**What you have to do**: Write out only the tail of the records, beginning at the line containing "Read out every word on this page." and including the last line, exactly as written.

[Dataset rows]
* * *

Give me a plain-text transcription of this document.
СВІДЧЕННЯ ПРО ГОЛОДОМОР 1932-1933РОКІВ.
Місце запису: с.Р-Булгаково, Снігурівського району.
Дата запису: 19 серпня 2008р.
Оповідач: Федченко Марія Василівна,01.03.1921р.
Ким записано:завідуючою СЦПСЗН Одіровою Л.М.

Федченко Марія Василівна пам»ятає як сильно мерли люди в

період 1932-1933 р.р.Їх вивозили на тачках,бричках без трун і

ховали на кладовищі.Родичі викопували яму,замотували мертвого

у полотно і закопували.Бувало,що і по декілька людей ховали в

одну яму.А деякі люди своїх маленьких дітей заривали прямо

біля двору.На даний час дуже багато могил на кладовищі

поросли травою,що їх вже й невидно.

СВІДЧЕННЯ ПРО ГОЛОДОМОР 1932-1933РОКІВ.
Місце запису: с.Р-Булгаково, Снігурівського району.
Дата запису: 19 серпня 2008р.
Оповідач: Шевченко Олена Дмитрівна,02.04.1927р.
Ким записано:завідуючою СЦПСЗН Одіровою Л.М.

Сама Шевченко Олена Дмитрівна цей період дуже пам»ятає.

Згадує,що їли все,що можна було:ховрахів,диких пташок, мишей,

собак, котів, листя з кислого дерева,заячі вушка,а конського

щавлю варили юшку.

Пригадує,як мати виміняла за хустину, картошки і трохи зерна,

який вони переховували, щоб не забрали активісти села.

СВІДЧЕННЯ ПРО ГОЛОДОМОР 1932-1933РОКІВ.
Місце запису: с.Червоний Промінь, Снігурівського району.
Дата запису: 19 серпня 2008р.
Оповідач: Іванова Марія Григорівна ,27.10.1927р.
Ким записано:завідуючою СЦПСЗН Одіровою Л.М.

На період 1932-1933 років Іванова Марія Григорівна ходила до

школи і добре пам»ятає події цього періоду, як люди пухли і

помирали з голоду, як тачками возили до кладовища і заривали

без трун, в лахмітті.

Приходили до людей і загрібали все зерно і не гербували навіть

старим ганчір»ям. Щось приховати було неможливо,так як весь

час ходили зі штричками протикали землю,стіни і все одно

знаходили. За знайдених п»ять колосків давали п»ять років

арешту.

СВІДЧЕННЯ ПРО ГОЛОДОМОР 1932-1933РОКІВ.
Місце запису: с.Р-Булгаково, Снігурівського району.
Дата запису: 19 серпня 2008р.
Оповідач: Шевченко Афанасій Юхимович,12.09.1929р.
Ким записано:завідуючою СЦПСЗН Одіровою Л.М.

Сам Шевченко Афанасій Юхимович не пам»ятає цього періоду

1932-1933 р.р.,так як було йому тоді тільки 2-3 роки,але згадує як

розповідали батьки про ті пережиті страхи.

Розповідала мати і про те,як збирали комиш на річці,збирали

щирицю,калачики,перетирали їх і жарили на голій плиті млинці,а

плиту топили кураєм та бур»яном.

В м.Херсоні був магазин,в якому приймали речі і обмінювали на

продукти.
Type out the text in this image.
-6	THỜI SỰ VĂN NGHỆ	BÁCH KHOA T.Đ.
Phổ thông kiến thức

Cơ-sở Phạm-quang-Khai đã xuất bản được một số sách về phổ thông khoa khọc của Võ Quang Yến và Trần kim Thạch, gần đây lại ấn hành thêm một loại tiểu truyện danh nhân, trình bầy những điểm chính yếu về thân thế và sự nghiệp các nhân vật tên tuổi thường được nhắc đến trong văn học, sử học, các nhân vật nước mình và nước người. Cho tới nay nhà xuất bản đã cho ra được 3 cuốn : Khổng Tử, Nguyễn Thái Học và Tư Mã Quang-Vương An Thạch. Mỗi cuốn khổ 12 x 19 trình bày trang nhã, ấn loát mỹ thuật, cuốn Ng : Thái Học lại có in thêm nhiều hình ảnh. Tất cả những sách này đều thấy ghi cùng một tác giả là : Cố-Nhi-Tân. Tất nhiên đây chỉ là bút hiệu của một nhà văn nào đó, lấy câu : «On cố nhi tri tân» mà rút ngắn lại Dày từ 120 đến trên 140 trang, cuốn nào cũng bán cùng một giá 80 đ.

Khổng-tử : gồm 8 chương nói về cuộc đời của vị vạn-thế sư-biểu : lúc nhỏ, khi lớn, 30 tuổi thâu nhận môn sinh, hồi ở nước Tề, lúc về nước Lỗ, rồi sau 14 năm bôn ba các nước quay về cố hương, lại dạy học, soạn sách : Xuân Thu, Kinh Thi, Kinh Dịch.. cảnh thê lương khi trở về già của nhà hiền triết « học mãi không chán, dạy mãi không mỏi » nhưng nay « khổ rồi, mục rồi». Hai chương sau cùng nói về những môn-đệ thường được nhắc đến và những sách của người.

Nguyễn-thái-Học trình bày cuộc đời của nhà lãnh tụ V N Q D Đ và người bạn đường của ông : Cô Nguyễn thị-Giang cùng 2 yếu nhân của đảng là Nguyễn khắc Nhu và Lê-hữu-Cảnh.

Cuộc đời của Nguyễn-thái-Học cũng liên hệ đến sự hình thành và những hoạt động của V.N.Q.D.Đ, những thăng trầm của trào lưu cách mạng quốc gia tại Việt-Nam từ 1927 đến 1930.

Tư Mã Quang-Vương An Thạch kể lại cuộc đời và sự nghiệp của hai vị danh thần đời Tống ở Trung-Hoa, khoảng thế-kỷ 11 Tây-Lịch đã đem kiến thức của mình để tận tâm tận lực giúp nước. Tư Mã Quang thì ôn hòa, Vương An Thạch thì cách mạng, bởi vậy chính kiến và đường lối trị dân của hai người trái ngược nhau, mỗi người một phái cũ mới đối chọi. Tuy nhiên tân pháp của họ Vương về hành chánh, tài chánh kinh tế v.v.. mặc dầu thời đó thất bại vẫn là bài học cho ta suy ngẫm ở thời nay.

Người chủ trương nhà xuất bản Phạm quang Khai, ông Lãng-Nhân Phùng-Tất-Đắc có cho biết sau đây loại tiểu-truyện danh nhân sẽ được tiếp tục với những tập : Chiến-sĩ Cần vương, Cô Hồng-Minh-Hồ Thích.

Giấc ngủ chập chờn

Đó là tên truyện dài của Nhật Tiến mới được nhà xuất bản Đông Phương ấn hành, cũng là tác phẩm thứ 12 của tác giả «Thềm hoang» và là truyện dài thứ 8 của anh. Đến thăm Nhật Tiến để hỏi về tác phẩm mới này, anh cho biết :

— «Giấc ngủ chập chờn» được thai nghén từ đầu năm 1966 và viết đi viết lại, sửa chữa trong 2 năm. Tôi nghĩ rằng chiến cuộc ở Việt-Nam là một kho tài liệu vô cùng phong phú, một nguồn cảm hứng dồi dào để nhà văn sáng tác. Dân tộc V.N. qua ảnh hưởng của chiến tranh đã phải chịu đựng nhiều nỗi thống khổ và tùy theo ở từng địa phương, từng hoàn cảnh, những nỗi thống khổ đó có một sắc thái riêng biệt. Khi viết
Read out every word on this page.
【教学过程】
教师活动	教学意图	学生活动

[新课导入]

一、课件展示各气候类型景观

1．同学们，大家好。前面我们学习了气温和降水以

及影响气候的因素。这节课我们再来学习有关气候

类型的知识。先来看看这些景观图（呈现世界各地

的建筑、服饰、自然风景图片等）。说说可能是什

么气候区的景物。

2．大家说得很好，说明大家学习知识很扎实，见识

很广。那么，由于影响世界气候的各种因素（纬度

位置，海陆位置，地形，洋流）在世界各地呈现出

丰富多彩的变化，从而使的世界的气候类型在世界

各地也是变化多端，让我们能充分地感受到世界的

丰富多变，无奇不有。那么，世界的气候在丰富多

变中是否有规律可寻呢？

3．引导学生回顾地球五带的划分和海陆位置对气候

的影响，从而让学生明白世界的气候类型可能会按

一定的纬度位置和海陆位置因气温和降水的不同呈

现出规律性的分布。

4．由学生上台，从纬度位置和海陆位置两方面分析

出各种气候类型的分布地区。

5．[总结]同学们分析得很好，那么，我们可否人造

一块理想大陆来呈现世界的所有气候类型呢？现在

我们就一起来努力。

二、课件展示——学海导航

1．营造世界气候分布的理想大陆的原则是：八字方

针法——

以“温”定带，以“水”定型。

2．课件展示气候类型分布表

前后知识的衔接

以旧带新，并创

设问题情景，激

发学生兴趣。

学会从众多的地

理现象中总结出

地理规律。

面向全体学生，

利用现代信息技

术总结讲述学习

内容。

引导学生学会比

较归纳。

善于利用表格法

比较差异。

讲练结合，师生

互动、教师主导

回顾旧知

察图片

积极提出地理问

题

* * *

**Written response**:
Read out every word on this page.
【教学过程】
教师活动	教学意图	学生活动

[新课导入]

一、课件展示各气候类型景观

1．同学们，大家好。前面我们学习了气温和降水以

及影响气候的因素。这节课我们再来学习有关气候

类型的知识。先来看看这些景观图（呈现世界各地

的建筑、服饰、自然风景图片等）。说说可能是什

么气候区的景物。

2．大家说得很好，说明大家学习知识很扎实，见识

很广。那么，由于影响世界气候的各种因素（纬度

位置，海陆位置，地形，洋流）在世界各地呈现出

丰富多彩的变化，从而使的世界的气候类型在世界

各地也是变化多端，让我们能充分地感受到世界的

丰富多变，无奇不有。那么，世界的气候在丰富多

变中是否有规律可寻呢？

3．引导学生回顾地球五带的划分和海陆位置对气候

的影响，从而让学生明白世界的气候类型可能会按

一定的纬度位置和海陆位置因气温和降水的不同呈

现出规律性的分布。

4．由学生上台，从纬度位置和海陆位置两方面分析

出各种气候类型的分布地区。

5．[总结]同学们分析得很好，那么，我们可否人造

一块理想大陆来呈现世界的所有气候类型呢？现在

我们就一起来努力。

二、课件展示——学海导航

1．营造世界气候分布的理想大陆的原则是：八字方

针法——

以“温”定带，以“水”定型。

2．课件展示气候类型分布表

前后知识的衔接

以旧带新，并创

设问题情景，激

发学生兴趣。

学会从众多的地

理现象中总结出

地理规律。

面向全体学生，

利用现代信息技

术总结讲述学习

内容。

引导学生学会比

较归纳。

善于利用表格法

比较差异。

讲练结合，师生

互动、教师主导

回顾旧知

察图片

积极提出地理问

题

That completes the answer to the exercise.